Show all lines from the data that include the word "mailakoak".

· · ·

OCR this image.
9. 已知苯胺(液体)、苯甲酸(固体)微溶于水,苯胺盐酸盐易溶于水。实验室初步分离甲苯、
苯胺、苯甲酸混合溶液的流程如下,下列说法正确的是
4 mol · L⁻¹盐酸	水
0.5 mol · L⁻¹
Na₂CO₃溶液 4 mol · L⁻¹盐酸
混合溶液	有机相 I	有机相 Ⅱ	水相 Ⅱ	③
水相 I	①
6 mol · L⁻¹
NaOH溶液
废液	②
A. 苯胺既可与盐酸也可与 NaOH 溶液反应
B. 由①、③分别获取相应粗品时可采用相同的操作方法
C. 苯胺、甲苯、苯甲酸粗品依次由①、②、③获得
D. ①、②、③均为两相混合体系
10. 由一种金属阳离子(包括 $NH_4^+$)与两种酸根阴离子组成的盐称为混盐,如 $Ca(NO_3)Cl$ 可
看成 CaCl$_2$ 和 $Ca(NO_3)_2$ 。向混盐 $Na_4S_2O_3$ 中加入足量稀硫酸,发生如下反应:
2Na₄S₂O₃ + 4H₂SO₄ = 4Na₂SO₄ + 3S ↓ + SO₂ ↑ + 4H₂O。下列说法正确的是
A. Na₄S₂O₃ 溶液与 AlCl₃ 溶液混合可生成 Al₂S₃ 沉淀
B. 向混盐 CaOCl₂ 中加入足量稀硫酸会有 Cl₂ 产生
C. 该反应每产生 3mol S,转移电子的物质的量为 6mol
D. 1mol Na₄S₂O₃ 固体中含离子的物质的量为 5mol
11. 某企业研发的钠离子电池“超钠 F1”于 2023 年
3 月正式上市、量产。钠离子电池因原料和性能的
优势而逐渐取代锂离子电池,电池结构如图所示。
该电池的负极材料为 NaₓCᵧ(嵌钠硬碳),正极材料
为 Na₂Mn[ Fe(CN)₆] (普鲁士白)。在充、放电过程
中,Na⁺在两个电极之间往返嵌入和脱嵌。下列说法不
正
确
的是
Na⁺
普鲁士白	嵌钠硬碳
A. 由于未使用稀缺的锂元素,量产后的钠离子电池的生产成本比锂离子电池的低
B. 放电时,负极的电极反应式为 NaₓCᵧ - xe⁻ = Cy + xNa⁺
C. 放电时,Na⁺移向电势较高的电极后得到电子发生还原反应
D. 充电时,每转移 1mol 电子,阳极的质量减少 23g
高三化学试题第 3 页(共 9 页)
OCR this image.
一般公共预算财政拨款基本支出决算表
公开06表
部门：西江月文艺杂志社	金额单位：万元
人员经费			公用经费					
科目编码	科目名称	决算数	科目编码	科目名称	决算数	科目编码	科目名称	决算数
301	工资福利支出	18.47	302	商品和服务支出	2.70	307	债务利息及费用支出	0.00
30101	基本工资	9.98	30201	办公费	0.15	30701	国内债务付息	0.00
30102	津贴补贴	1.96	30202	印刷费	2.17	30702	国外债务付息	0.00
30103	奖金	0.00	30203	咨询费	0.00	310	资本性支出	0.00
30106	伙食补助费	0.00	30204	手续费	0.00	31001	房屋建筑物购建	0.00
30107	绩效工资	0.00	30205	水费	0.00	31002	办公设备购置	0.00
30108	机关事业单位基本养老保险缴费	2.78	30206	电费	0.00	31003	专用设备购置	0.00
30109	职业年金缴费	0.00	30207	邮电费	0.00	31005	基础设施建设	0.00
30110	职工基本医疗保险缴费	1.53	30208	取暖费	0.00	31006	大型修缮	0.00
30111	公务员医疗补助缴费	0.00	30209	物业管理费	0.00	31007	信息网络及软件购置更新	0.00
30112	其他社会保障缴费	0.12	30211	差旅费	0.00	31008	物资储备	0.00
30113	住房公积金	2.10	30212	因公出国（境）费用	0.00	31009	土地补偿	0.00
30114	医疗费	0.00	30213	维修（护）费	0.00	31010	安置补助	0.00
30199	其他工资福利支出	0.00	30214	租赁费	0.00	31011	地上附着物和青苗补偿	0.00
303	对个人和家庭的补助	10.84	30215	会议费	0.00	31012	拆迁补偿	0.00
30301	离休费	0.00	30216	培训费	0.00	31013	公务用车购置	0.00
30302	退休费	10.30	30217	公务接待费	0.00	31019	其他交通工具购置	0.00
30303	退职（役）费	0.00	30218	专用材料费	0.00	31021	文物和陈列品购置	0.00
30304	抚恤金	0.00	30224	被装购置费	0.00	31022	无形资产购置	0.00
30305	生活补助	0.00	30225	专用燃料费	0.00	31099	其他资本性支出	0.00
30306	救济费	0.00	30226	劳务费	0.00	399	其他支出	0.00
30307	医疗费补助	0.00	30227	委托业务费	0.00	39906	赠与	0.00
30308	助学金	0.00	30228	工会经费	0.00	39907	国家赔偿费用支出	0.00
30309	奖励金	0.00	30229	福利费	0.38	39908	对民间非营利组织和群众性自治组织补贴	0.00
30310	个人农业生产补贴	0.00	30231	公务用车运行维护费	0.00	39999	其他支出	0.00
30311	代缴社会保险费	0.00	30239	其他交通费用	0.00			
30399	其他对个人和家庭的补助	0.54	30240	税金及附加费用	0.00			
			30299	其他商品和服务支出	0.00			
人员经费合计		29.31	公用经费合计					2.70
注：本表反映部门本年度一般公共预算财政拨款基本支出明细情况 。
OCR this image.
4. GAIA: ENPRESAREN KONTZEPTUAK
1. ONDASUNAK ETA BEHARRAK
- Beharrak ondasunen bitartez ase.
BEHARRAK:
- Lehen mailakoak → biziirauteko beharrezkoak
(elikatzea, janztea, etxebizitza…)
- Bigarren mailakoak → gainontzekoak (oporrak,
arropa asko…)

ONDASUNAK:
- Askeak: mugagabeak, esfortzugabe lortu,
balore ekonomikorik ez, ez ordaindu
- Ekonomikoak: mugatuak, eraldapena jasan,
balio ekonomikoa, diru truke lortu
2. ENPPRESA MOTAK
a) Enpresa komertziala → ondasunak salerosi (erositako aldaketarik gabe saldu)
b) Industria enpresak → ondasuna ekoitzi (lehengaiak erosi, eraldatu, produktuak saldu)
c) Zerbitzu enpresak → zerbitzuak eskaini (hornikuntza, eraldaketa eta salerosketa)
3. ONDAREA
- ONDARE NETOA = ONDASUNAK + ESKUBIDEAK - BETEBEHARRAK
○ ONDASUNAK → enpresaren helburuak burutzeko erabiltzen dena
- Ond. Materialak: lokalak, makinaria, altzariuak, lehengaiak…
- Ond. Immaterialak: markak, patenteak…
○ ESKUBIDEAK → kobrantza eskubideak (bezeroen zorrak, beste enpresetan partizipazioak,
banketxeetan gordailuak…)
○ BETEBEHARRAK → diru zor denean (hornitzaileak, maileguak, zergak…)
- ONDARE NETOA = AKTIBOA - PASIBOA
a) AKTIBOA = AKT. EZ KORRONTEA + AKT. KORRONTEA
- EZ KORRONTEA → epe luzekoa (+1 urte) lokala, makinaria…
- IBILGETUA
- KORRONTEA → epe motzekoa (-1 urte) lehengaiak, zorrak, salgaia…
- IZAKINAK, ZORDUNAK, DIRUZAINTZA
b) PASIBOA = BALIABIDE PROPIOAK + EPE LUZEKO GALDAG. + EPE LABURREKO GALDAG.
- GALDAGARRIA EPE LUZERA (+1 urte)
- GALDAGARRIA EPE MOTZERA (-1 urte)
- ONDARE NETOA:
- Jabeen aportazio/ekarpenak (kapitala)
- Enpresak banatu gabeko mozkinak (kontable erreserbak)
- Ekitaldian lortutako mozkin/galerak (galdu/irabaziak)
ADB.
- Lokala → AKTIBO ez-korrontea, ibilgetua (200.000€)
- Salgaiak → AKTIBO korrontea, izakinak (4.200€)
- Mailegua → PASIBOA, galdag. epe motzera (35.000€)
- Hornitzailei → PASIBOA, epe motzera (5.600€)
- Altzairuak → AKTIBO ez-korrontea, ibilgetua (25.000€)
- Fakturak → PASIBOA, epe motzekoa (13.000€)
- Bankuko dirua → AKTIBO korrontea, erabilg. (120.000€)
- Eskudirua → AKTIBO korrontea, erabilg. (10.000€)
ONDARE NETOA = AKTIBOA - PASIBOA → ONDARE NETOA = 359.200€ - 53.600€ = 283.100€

· · ·

Problem solution
- Lehen mailakoak → biziirauteko beharrezkoak
- Bigarren mailakoak → gainontzekoak (oporrak,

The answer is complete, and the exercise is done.